Extracted data:

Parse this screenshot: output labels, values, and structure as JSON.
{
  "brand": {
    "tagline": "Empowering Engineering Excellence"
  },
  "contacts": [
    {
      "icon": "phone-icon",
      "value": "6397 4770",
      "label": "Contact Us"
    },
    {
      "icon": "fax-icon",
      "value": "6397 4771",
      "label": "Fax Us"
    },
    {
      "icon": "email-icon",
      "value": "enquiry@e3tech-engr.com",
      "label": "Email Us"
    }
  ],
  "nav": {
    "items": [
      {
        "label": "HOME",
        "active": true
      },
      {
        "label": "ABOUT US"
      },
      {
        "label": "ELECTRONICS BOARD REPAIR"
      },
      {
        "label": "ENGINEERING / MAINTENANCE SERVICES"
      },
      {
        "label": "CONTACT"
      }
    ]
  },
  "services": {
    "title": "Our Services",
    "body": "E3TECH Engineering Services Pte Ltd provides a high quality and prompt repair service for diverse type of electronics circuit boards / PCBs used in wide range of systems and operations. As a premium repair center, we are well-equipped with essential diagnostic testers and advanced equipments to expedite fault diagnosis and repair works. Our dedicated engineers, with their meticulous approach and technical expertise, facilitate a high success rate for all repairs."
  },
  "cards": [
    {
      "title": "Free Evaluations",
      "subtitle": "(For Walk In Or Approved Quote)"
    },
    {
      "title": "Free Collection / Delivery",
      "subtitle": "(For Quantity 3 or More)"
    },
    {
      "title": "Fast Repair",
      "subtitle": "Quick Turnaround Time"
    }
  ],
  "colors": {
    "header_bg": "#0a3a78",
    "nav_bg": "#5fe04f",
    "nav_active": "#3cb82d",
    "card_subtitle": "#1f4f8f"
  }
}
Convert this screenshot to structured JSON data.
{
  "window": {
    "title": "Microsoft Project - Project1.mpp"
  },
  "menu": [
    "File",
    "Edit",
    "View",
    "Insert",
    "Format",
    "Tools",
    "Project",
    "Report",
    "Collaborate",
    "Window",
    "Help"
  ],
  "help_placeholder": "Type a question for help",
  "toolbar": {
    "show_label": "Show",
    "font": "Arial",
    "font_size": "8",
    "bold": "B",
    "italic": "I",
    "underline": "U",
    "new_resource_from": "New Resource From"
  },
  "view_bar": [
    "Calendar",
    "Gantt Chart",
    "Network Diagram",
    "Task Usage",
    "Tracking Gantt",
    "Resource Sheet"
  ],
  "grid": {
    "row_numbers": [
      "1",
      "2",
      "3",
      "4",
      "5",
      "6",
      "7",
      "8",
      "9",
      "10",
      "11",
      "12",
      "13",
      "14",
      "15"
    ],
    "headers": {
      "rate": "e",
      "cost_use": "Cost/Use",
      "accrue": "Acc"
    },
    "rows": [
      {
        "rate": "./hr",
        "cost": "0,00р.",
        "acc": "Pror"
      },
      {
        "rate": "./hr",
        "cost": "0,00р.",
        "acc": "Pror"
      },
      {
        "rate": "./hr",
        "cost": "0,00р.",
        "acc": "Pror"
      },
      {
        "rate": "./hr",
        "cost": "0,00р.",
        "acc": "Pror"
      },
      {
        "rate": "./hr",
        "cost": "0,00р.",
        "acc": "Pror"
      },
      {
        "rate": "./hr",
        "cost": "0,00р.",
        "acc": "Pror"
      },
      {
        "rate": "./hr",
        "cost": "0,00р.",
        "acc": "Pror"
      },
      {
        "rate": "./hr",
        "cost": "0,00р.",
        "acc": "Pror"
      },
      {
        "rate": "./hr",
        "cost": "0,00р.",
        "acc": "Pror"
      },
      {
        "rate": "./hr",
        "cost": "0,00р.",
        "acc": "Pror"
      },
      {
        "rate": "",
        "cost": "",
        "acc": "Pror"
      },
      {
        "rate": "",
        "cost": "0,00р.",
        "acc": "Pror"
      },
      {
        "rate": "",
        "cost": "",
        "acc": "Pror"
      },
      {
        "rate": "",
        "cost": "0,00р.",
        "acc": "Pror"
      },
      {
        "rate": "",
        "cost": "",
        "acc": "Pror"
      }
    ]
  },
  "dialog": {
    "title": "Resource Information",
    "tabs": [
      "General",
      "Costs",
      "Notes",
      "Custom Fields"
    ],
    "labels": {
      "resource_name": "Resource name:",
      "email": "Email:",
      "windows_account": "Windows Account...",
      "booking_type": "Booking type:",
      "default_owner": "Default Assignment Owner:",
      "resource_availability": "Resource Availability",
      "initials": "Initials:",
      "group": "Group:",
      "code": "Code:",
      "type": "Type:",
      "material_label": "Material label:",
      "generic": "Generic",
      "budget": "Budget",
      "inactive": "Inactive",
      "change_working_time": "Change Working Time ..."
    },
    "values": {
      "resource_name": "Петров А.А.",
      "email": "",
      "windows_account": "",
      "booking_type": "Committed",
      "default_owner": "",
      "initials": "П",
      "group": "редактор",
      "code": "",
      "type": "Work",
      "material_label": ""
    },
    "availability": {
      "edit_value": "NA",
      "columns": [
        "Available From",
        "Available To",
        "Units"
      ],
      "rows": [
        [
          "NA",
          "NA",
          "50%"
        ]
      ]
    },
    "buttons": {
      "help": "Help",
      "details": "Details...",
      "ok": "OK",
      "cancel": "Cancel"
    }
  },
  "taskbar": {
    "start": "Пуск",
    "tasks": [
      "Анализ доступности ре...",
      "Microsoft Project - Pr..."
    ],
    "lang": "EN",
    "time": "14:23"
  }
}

Work to complete: Exactly reproduce every record.

Reply to the task:
Parse this screenshot: output labels, values, and structure as JSON.
{
  "brand": {
    "tagline": "Empowering Engineering Excellence"
  },
  "contacts": [
    {
      "icon": "phone-icon",
      "value": "6397 4770",
      "label": "Contact Us"
    },
    {
      "icon": "fax-icon",
      "value": "6397 4771",
      "label": "Fax Us"
    },
    {
      "icon": "email-icon",
      "value": "enquiry@e3tech-engr.com",
      "label": "Email Us"
    }
  ],
  "nav": {
    "items": [
      {
        "label": "HOME",
        "active": true
      },
      {
        "label": "ABOUT US"
      },
      {
        "label": "ELECTRONICS BOARD REPAIR"
      },
      {
        "label": "ENGINEERING / MAINTENANCE SERVICES"
      },
      {
        "label": "CONTACT"
      }
    ]
  },
  "services": {
    "title": "Our Services",
    "body": "E3TECH Engineering Services Pte Ltd provides a high quality and prompt repair service for diverse type of electronics circuit boards / PCBs used in wide range of systems and operations. As a premium repair center, we are well-equipped with essential diagnostic testers and advanced equipments to expedite fault diagnosis and repair works. Our dedicated engineers, with their meticulous approach and technical expertise, facilitate a high success rate for all repairs."
  },
  "cards": [
    {
      "title": "Free Evaluations",
      "subtitle": "(For Walk In Or Approved Quote)"
    },
    {
      "title": "Free Collection / Delivery",
      "subtitle": "(For Quantity 3 or More)"
    },
    {
      "title": "Fast Repair",
      "subtitle": "Quick Turnaround Time"
    }
  ],
  "colors": {
    "header_bg": "#0a3a78",
    "nav_bg": "#5fe04f",
    "nav_active": "#3cb82d",
    "card_subtitle": "#1f4f8f"
  }
}
Convert this screenshot to structured JSON data.
{
  "window": {
    "title": "Microsoft Project - Project1.mpp"
  },
  "menu": [
    "File",
    "Edit",
    "View",
    "Insert",
    "Format",
    "Tools",
    "Project",
    "Report",
    "Collaborate",
    "Window",
    "Help"
  ],
  "help_placeholder": "Type a question for help",
  "toolbar": {
    "show_label": "Show",
    "font": "Arial",
    "font_size": "8",
    "bold": "B",
    "italic": "I",
    "underline": "U",
    "new_resource_from": "New Resource From"
  },
  "view_bar": [
    "Calendar",
    "Gantt Chart",
    "Network Diagram",
    "Task Usage",
    "Tracking Gantt",
    "Resource Sheet"
  ],
  "grid": {
    "row_numbers": [
      "1",
      "2",
      "3",
      "4",
      "5",
      "6",
      "7",
      "8",
      "9",
      "10",
      "11",
      "12",
      "13",
      "14",
      "15"
    ],
    "headers": {
      "rate": "e",
      "cost_use": "Cost/Use",
      "accrue": "Acc"
    },
    "rows": [
      {
        "rate": "./hr",
        "cost": "0,00р.",
        "acc": "Pror"
      },
      {
        "rate": "./hr",
        "cost": "0,00р.",
        "acc": "Pror"
      },
      {
        "rate": "./hr",
        "cost": "0,00р.",
        "acc": "Pror"
      },
      {
        "rate": "./hr",
        "cost": "0,00р.",
        "acc": "Pror"
      },
      {
        "rate": "./hr",
        "cost": "0,00р.",
        "acc": "Pror"
      },
      {
        "rate": "./hr",
        "cost": "0,00р.",
        "acc": "Pror"
      },
      {
        "rate": "./hr",
        "cost": "0,00р.",
        "acc": "Pror"
      },
      {
        "rate": "./hr",
        "cost": "0,00р.",
        "acc": "Pror"
      },
      {
        "rate": "./hr",
        "cost": "0,00р.",
        "acc": "Pror"
      },
      {
        "rate": "./hr",
        "cost": "0,00р.",
        "acc": "Pror"
      },
      {
        "rate": "",
        "cost": "",
        "acc": "Pror"
      },
      {
        "rate": "",
        "cost": "0,00р.",
        "acc": "Pror"
      },
      {
        "rate": "",
        "cost": "",
        "acc": "Pror"
      },
      {
        "rate": "",
        "cost": "0,00р.",
        "acc": "Pror"
      },
      {
        "rate": "",
        "cost": "",
        "acc": "Pror"
      }
    ]
  },
  "dialog": {
    "title": "Resource Information",
    "tabs": [
      "General",
      "Costs",
      "Notes",
      "Custom Fields"
    ],
    "labels": {
      "resource_name": "Resource name:",
      "email": "Email:",
      "windows_account": "Windows Account...",
      "booking_type": "Booking type:",
      "default_owner": "Default Assignment Owner:",
      "resource_availability": "Resource Availability",
      "initials": "Initials:",
      "group": "Group:",
      "code": "Code:",
      "type": "Type:",
      "material_label": "Material label:",
      "generic": "Generic",
      "budget": "Budget",
      "inactive": "Inactive",
      "change_working_time": "Change Working Time ..."
    },
    "values": {
      "resource_name": "Петров А.А.",
      "email": "",
      "windows_account": "",
      "booking_type": "Committed",
      "default_owner": "",
      "initials": "П",
      "group": "редактор",
      "code": "",
      "type": "Work",
      "material_label": ""
    },
    "availability": {
      "edit_value": "NA",
      "columns": [
        "Available From",
        "Available To",
        "Units"
      ],
      "rows": [
        [
          "NA",
          "NA",
          "50%"
        ]
      ]
    },
    "buttons": {
      "help": "Help",
      "details": "Details...",
      "ok": "OK",
      "cancel": "Cancel"
    }
  },
  "taskbar": {
    "start": "Пуск",
    "tasks": [
      "Анализ доступности ре...",
      "Microsoft Project - Pr..."
    ],
    "lang": "EN",
    "time": "14:23"
  }
}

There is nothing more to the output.